* **THE TASKS**
**A)** Retype the Sofia hostel blog post word for word, between "I’ve been leading" and "when I’m ill.", inclusive.
**B)** Write what comes next in the Sofia hostel blog post, picking up after its final sentence.

Wake me up when September ends

Tuesday 23 September

Well that’s it then.  Summer is officially over.  The weirdos have been arriving in the hostels.  Scotland has suffered a referendum defeat, robbed of hope and a bright future by the BBC and the over 55’s.  The hangover set to last for a number of years.  I’m still in Sofia, hiding away from the rest of the hostel due to yet another epic cold sore, and I’m shaking like I’ve got Parkinson’s.  A palpable feeling of a serious anti climax abounds. I’d murder for a beautiful woman to make me chicken soup and play an X-box, if only to drag me kicking and screaming out of this melancholy.

I’ve been leading the pub crawls here on occasion in exchange for a free stay, so the past few days have been, for want of better words, really messy.  They’ve also been awesome, as a direct result of yours truly going through something of a purple patch and finding plenty of those little hostel ‘families’ I do so enjoy, as well as building something of a rapport with the local trangender prostitutes.  They’ve revelled in donning me with lipstick and make up for photographs.  And then I’m surprised when I develop a mini volcano on my lip.  Alas pride comes before a fall, and so here I suffer, laid up until I can get back in the game.  I’m actually often thankful when something like this strikes me down, as it forces me to stop smashing back the sauce.  I’m at my healthiest when I’m ill.

* **RECORD EXCERPTS**
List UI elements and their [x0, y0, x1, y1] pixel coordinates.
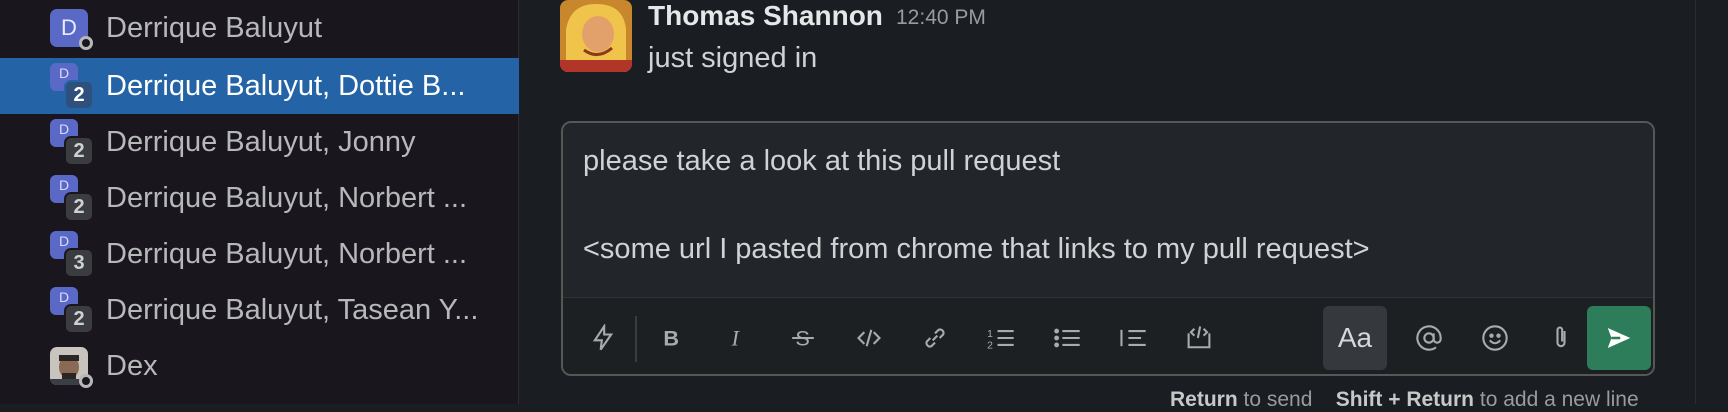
italic-icon[interactable]: I [713, 314, 761, 362]
sidebar-item-label: Dex [106, 350, 158, 382]
message-timestamp[interactable]: 12:40 PM [896, 6, 986, 30]
mention-icon[interactable] [1405, 314, 1453, 362]
bold-icon[interactable]: B [647, 314, 695, 362]
sidebar-item-group-dm[interactable]: D 2 Derrique Baluyut, Jonny [0, 114, 519, 170]
sidebar-item-label: Derrique Baluyut, Norbert ... [106, 238, 468, 270]
sidebar-item-group-dm[interactable]: D 2 Derrique Baluyut, Tasean Y... [0, 282, 519, 338]
avatar[interactable] [560, 0, 632, 72]
message-author[interactable]: Thomas Shannon [648, 0, 883, 32]
composer-line[interactable]: <some url I pasted from chrome that link… [583, 233, 1370, 266]
link-icon[interactable] [911, 314, 959, 362]
code-icon[interactable] [845, 314, 893, 362]
member-count-badge: 3 [64, 248, 94, 278]
svg-text:2: 2 [987, 340, 993, 351]
message-composer[interactable]: please take a look at this pull request … [561, 121, 1655, 376]
send-icon [1607, 328, 1631, 348]
attachment-icon[interactable] [1537, 314, 1585, 362]
sidebar: D Derrique Baluyut D 2 Derrique Baluyut,… [0, 0, 519, 404]
sidebar-item-group-dm[interactable]: D 2 Derrique Baluyut, Norbert ... [0, 170, 519, 226]
formatting-toolbar: B I S 12 Aa [563, 297, 1653, 374]
sidebar-item-label: Derrique Baluyut, Tasean Y... [106, 294, 479, 326]
sidebar-item-label: Derrique Baluyut, Dottie B... [106, 70, 466, 102]
lightning-icon[interactable] [579, 314, 627, 362]
sidebar-item-label: Derrique Baluyut, Norbert ... [106, 182, 468, 214]
member-count-badge: 2 [64, 192, 94, 222]
bulleted-list-icon[interactable] [1043, 314, 1091, 362]
member-count-badge: 2 [64, 136, 94, 166]
send-button[interactable] [1587, 306, 1651, 370]
message-text: just signed in [648, 42, 818, 74]
formatting-toggle-button[interactable]: Aa [1323, 306, 1387, 370]
scrollbar[interactable] [1695, 0, 1696, 404]
blockquote-icon[interactable] [1109, 314, 1157, 362]
sidebar-item-dex[interactable]: Dex [0, 338, 519, 394]
member-count-badge: 2 [64, 304, 94, 334]
composer-line[interactable]: please take a look at this pull request [583, 145, 1060, 178]
sidebar-item-label: Derrique Baluyut, Jonny [106, 126, 416, 158]
sidebar-item-derrique-baluyut[interactable]: D Derrique Baluyut [0, 0, 519, 56]
presence-indicator [79, 374, 93, 388]
sidebar-item-group-dm[interactable]: D 3 Derrique Baluyut, Norbert ... [0, 226, 519, 282]
sidebar-item-label: Derrique Baluyut [106, 12, 322, 44]
strikethrough-icon[interactable]: S [779, 314, 827, 362]
presence-indicator [79, 36, 93, 50]
composer-hint: Return to send Shift + Return to add a n… [1170, 388, 1639, 411]
sidebar-item-group-dm-active[interactable]: D 2 Derrique Baluyut, Dottie B... [0, 58, 519, 114]
emoji-icon[interactable] [1471, 314, 1519, 362]
toolbar-divider [635, 316, 637, 362]
member-count-badge: 2 [64, 80, 94, 110]
svg-text:B: B [663, 326, 679, 351]
svg-text:I: I [731, 327, 741, 351]
svg-text:1: 1 [987, 329, 993, 340]
code-block-icon[interactable] [1175, 314, 1223, 362]
ordered-list-icon[interactable]: 12 [977, 314, 1025, 362]
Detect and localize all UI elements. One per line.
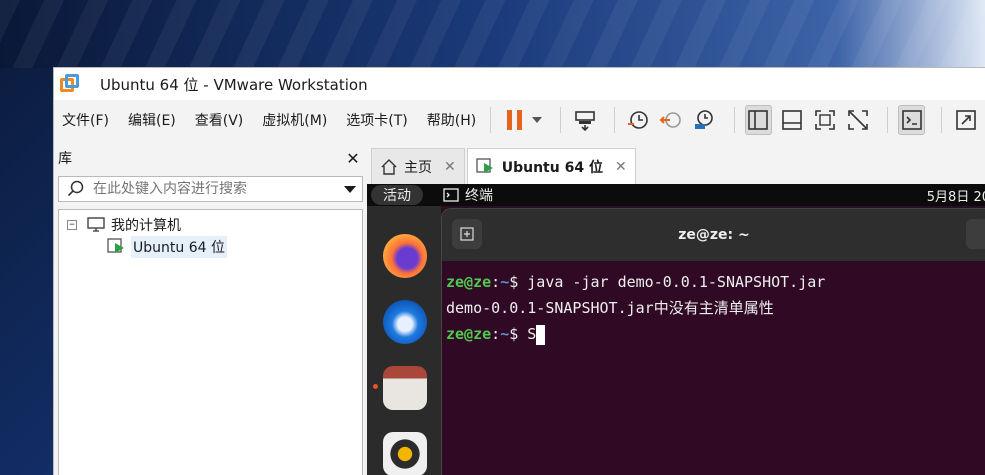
take-snapshot-button[interactable] [625,105,652,135]
terminal-line: demo-0.0.1-SNAPSHOT.jar中没有主清单属性 [446,299,774,317]
tree-node-vm[interactable]: Ubuntu 64 位 [59,236,362,258]
library-view-icon [748,110,769,130]
title-bar[interactable]: Ubuntu 64 位 - VMware Workstation [54,68,985,100]
tab-ubuntu[interactable]: Ubuntu 64 位 ✕ [466,148,636,184]
menu-vm[interactable]: 虚拟机(M) [262,110,327,130]
vm-running-icon [107,238,124,253]
thunderbird-icon[interactable] [383,300,427,344]
tab-bar: 主页 ✕ Ubuntu 64 位 ✕ [367,140,985,184]
chevron-down-icon[interactable] [344,185,356,193]
menu-tabs[interactable]: 选项卡(T) [346,110,407,130]
pause-icon [507,110,523,130]
revert-snapshot-button[interactable] [658,105,685,135]
send-keys-icon [574,111,595,132]
send-ctrl-alt-del-button[interactable] [571,105,598,135]
gnome-top-bar: 活动 终端 5月8日 20 [367,184,985,206]
library-tree: − 我的计算机 Ubuntu 64 位 [58,209,363,475]
thumbnail-view-icon [781,110,802,130]
snapshot-manager-button[interactable] [691,105,718,135]
activities-button[interactable]: 活动 [371,185,423,205]
tree-node-label: Ubuntu 64 位 [131,236,227,258]
pause-dropdown-icon[interactable] [532,117,543,123]
menu-view[interactable]: 查看(V) [195,110,244,130]
console-icon [901,110,922,130]
close-icon[interactable]: ✕ [615,159,627,175]
toolbar-separator [941,107,943,133]
snapshot-manager-icon [695,110,714,129]
menu-help[interactable]: 帮助(H) [427,110,476,130]
menu-bar: 文件(F) 编辑(E) 查看(V) 虚拟机(M) 选项卡(T) 帮助(H) [54,100,985,140]
computer-icon [87,217,105,232]
app-menu[interactable]: 终端 [443,185,493,205]
terminal-window[interactable]: ze@ze: ~ ze@ze:~$ java -jar demo-0.0.1-S… [441,208,985,475]
files-icon[interactable] [383,366,427,410]
tab-label: 主页 [404,159,432,176]
collapse-icon[interactable]: − [67,220,77,230]
library-header: 库 ✕ [54,140,367,176]
library-panel: 库 ✕ − 我的计算机 Ubuntu 64 位 [54,140,367,475]
rhythmbox-icon[interactable] [383,432,427,475]
snapshot-icon [628,111,649,129]
terminal-title: ze@ze: ~ [678,227,750,243]
vm-content-area: 主页 ✕ Ubuntu 64 位 ✕ 活动 终端 5月8日 20 ze@ze: … [367,140,985,475]
unity-icon [847,110,868,130]
home-icon [381,158,397,175]
close-icon[interactable]: ✕ [444,159,456,175]
fullscreen-icon [814,110,835,130]
terminal-line: ze@ze:~$ java -jar demo-0.0.1-SNAPSHOT.j… [446,273,826,291]
toolbar-separator [887,107,888,133]
console-view-button[interactable] [897,105,926,135]
tree-node-my-computer[interactable]: − 我的计算机 [59,214,362,236]
text-cursor [536,324,546,345]
search-icon [67,180,84,197]
menu-edit[interactable]: 编辑(E) [128,110,176,130]
pause-button[interactable] [501,105,528,135]
tab-label: Ubuntu 64 位 [501,159,603,176]
full-screen-button[interactable] [811,105,838,135]
app-name: 终端 [465,188,493,204]
desktop-wallpaper [0,0,985,68]
toolbar-separator [614,107,615,133]
thumbnail-bar-button[interactable] [778,105,805,135]
window-title: Ubuntu 64 位 - VMware Workstation [100,75,368,94]
unity-button[interactable] [844,105,871,135]
vm-running-icon [476,157,493,173]
terminal-header: ze@ze: ~ [442,209,985,261]
dock [367,206,441,475]
running-indicator [373,384,378,389]
firefox-icon[interactable] [383,234,427,278]
vmware-window: Ubuntu 64 位 - VMware Workstation 文件(F) 编… [53,67,985,475]
toolbar-separator [560,107,562,133]
library-title: 库 [58,151,72,167]
show-library-button[interactable] [744,105,773,135]
tab-home[interactable]: 主页 ✕ [371,148,465,184]
menu-file[interactable]: 文件(F) [62,110,109,130]
close-icon[interactable]: ✕ [345,149,361,168]
stretch-guest-button[interactable] [952,105,979,135]
search-input[interactable] [93,181,344,197]
revert-snapshot-icon [660,112,682,128]
terminal-line: ze@ze:~$ S [446,321,985,347]
tree-node-label: 我的计算机 [111,218,181,234]
toolbar-separator [733,107,735,133]
terminal-search-button[interactable] [966,219,985,249]
toolbar-separator [490,107,492,133]
library-search[interactable] [58,176,363,202]
vmware-logo-icon [60,74,80,94]
clock[interactable]: 5月8日 20 [927,186,985,205]
new-tab-button[interactable] [452,219,482,249]
terminal-output[interactable]: ze@ze:~$ java -jar demo-0.0.1-SNAPSHOT.j… [442,261,985,347]
new-tab-icon [460,227,474,241]
stretch-icon [955,110,976,130]
terminal-icon [443,188,459,202]
guest-display[interactable]: 活动 终端 5月8日 20 ze@ze: ~ ze@ze:~$ java -ja… [367,184,985,475]
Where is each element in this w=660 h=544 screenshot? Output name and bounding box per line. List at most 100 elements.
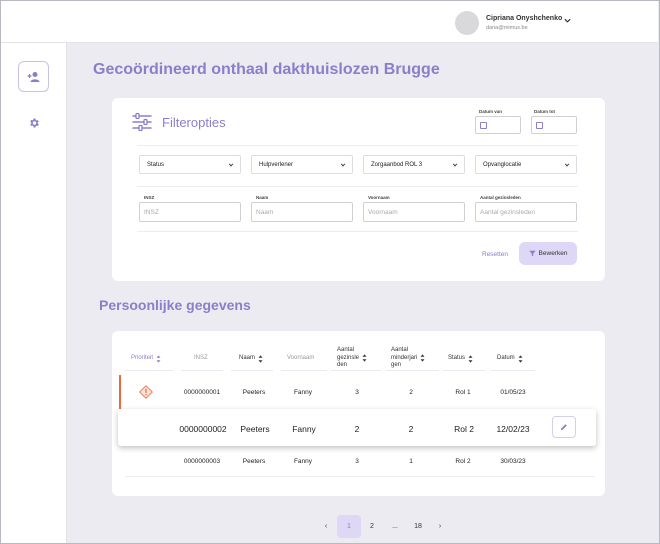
user-email: daria@mimus.be bbox=[486, 25, 528, 31]
row2-insz: 0000000002 bbox=[179, 424, 227, 434]
header-divider bbox=[281, 370, 327, 371]
row2-naam: Peeters bbox=[240, 424, 270, 434]
row1-status: Rol 1 bbox=[455, 389, 471, 396]
gezinsleden-input[interactable]: Aantal gezinsleden bbox=[475, 202, 577, 222]
row2-minder: 2 bbox=[408, 424, 414, 434]
pagination-ellipsis: ... bbox=[392, 523, 398, 530]
insz-label: INSZ bbox=[144, 195, 155, 200]
reset-button[interactable]: Resetten bbox=[482, 251, 508, 258]
sort-icon bbox=[518, 355, 523, 363]
divider bbox=[137, 145, 578, 146]
edit-row-button[interactable] bbox=[552, 416, 576, 438]
row3-minder: 1 bbox=[409, 458, 413, 465]
divider bbox=[137, 231, 578, 232]
sort-icon bbox=[420, 354, 425, 362]
pagination-page-2[interactable]: 2 bbox=[364, 515, 380, 538]
row1-minder: 2 bbox=[409, 389, 413, 396]
chevron-down-icon bbox=[340, 163, 346, 167]
header-insz[interactable]: INSZ bbox=[194, 355, 208, 363]
row-divider bbox=[125, 476, 595, 477]
status-select-label: Status bbox=[147, 162, 165, 168]
zorgaanbod-select-label: Zorgaanbod ROL 3 bbox=[371, 162, 423, 168]
status-select[interactable]: Status bbox=[139, 155, 241, 174]
calendar-icon bbox=[480, 122, 487, 129]
header-naam[interactable]: Naam bbox=[239, 355, 263, 363]
date-from-input[interactable] bbox=[475, 116, 521, 134]
pagination-page-18[interactable]: 18 bbox=[409, 515, 427, 538]
opvanglocatie-select[interactable]: Opvanglocatie bbox=[475, 155, 577, 174]
page-title: Gecoördineerd onthaal dakthuislozen Brug… bbox=[93, 61, 440, 78]
date-to-label: Datum tot bbox=[534, 109, 555, 114]
sort-icon bbox=[258, 355, 263, 363]
filter-card: Filteropties Datum van Datum tot Status … bbox=[112, 98, 605, 281]
header-insz-label: INSZ bbox=[194, 355, 208, 361]
header-naam-label: Naam bbox=[239, 355, 256, 362]
row1-naam: Peeters bbox=[242, 389, 266, 396]
header-status[interactable]: Status bbox=[448, 355, 473, 363]
row1-insz: 0000000001 bbox=[183, 389, 221, 396]
hulpverlener-select[interactable]: Hulpverlener bbox=[251, 155, 353, 174]
row3-naam: Peeters bbox=[242, 458, 266, 465]
pencil-icon bbox=[560, 424, 567, 431]
opvanglocatie-select-label: Opvanglocatie bbox=[483, 162, 522, 168]
header-datum[interactable]: Datum bbox=[497, 355, 523, 363]
gear-icon bbox=[29, 118, 39, 127]
date-from-label: Datum van bbox=[479, 109, 503, 114]
sort-icon bbox=[468, 355, 473, 363]
row1-gezin: 3 bbox=[355, 389, 359, 396]
chevron-down-icon bbox=[452, 163, 458, 167]
header-gezinsleden-line2: gezinsle bbox=[337, 354, 360, 361]
hulpverlener-select-label: Hulpverlener bbox=[259, 162, 294, 168]
row3-insz: 0000000003 bbox=[183, 458, 221, 465]
pagination-next[interactable]: › bbox=[434, 515, 446, 538]
edit-filters-label: Bewerken bbox=[538, 250, 568, 257]
header-divider bbox=[443, 370, 485, 371]
zorgaanbod-select[interactable]: Zorgaanbod ROL 3 bbox=[363, 155, 465, 174]
chevron-down-icon bbox=[228, 163, 234, 167]
avatar[interactable] bbox=[455, 11, 479, 35]
header-gezinsleden-line3: den bbox=[337, 362, 348, 368]
header-minderjarigen-label: Aantal minderjari gen bbox=[391, 347, 417, 370]
header-priority[interactable]: Prioriteit bbox=[131, 355, 161, 363]
header-divider bbox=[331, 370, 381, 371]
header-minderjarigen[interactable]: Aantal minderjari gen bbox=[391, 347, 425, 370]
row2-status: Rol 2 bbox=[454, 424, 474, 434]
divider bbox=[137, 186, 578, 187]
row3-voornaam: Fanny bbox=[293, 458, 313, 465]
top-bar: Cipriana Onyshchenko daria@mimus.be bbox=[1, 1, 658, 43]
add-user-icon bbox=[27, 71, 39, 82]
calendar-icon bbox=[536, 122, 543, 129]
row3-gezin: 3 bbox=[355, 458, 359, 465]
header-divider bbox=[181, 370, 223, 371]
row2-datum: 12/02/23 bbox=[496, 424, 530, 434]
sort-icon bbox=[362, 354, 367, 362]
voornaam-input[interactable]: Voornaam bbox=[363, 202, 465, 222]
settings-button[interactable] bbox=[27, 116, 40, 129]
date-to-input[interactable] bbox=[531, 116, 577, 134]
sort-icon bbox=[156, 355, 161, 363]
row2-gezin: 2 bbox=[354, 424, 360, 434]
header-divider bbox=[125, 370, 173, 371]
header-datum-label: Datum bbox=[497, 355, 515, 362]
chevron-down-icon bbox=[564, 163, 570, 167]
header-minderjarigen-line1: Aantal bbox=[391, 347, 409, 353]
add-user-button[interactable] bbox=[18, 61, 49, 92]
header-priority-label: Prioriteit bbox=[131, 355, 154, 362]
header-divider bbox=[491, 370, 535, 371]
pagination-page-1[interactable]: 1 bbox=[337, 515, 361, 538]
header-voornaam[interactable]: Voornaam bbox=[287, 355, 314, 363]
pagination-prev[interactable]: ‹ bbox=[320, 515, 332, 538]
header-gezinsleden-line1: Aantal bbox=[337, 347, 355, 353]
edit-filters-button[interactable]: Bewerken bbox=[519, 242, 577, 265]
filter-title: Filteropties bbox=[162, 115, 226, 130]
naam-input[interactable]: Naam bbox=[251, 202, 353, 222]
chevron-down-icon[interactable] bbox=[563, 16, 572, 25]
header-gezinsleden[interactable]: Aantal gezinsle den bbox=[337, 347, 367, 370]
header-minderjarigen-line2: minderjari bbox=[391, 354, 418, 361]
row1-voornaam: Fanny bbox=[293, 389, 313, 396]
sliders-icon bbox=[132, 112, 152, 132]
section-title: Persoonlijke gegevens bbox=[99, 297, 251, 313]
header-minderjarigen-line3: gen bbox=[391, 362, 402, 368]
insz-input[interactable]: INSZ bbox=[139, 202, 241, 222]
header-status-label: Status bbox=[448, 355, 466, 362]
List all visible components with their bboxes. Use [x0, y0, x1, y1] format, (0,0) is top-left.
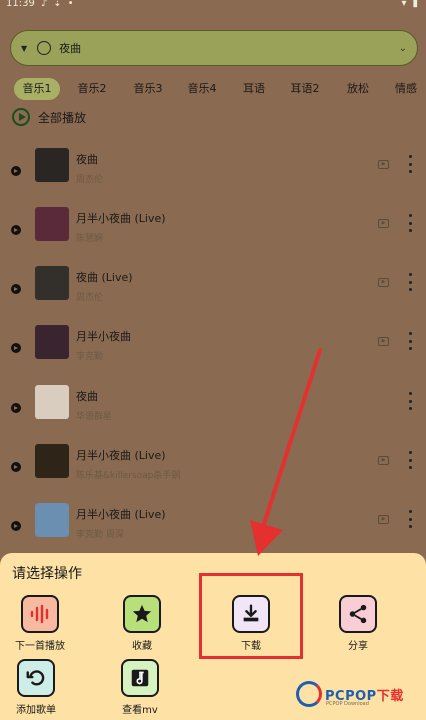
pcpop-logo-icon: [296, 681, 322, 707]
watermark-brand-cn: 下载: [376, 688, 404, 704]
annotation-arrow-icon: [250, 348, 322, 556]
watermark-sub: PCPOP Download: [326, 701, 369, 707]
watermark-logo: PCPOP下载 PCPOP Download: [296, 681, 404, 707]
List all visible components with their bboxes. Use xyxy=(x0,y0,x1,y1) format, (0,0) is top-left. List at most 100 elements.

* **ANSWER SET**
**A)**
I’ve been leading the pub crawls here on occasion in exchange for a free stay, so the past few days have been, for want of better words, really messy.  They’ve also been awesome, as a direct result of yours truly going through something of a purple patch and finding plenty of those little hostel ‘families’ I do so enjoy, as well as building something of a rapport with the local trangender prostitutes.  They’ve revelled in donning me with lipstick and make up for photographs.  And then I’m surprised when I develop a mini volcano on my lip.  Alas pride comes before a fall, and so here I suffer, laid up until I can get back in the game.  I’m actually often thankful when something like this strikes me down, as it forces me to stop smashing back the sauce.  I’m at my healthiest when I’m ill.

**B)**
So the alarm bells have been ringing for some time, and I must away to pastures new.  Or old.  Something is a foot, and plans are in place to break free from my vices, in a special locale.  I will say no more at this present time, but I’m hoping for a peaceful, calm winter, hidden away from the rest of the world and people who piss me off.  There to lick my wounds and better myself, treating years of self-abuse and misanthropy.  Come out clean on the other side, back on track, and leading the life I’ve misplaced somewhere around here, lost in a deluge of sex, booze and drugs.  Oh I know dear readers I’ve been something of a broken record.  But I’m sickening myself, and my hedonistic days are numbered.  A winter of content; at least until that glorious, glorious summer in Eastern Europe.  Then I can ruin everything all over again.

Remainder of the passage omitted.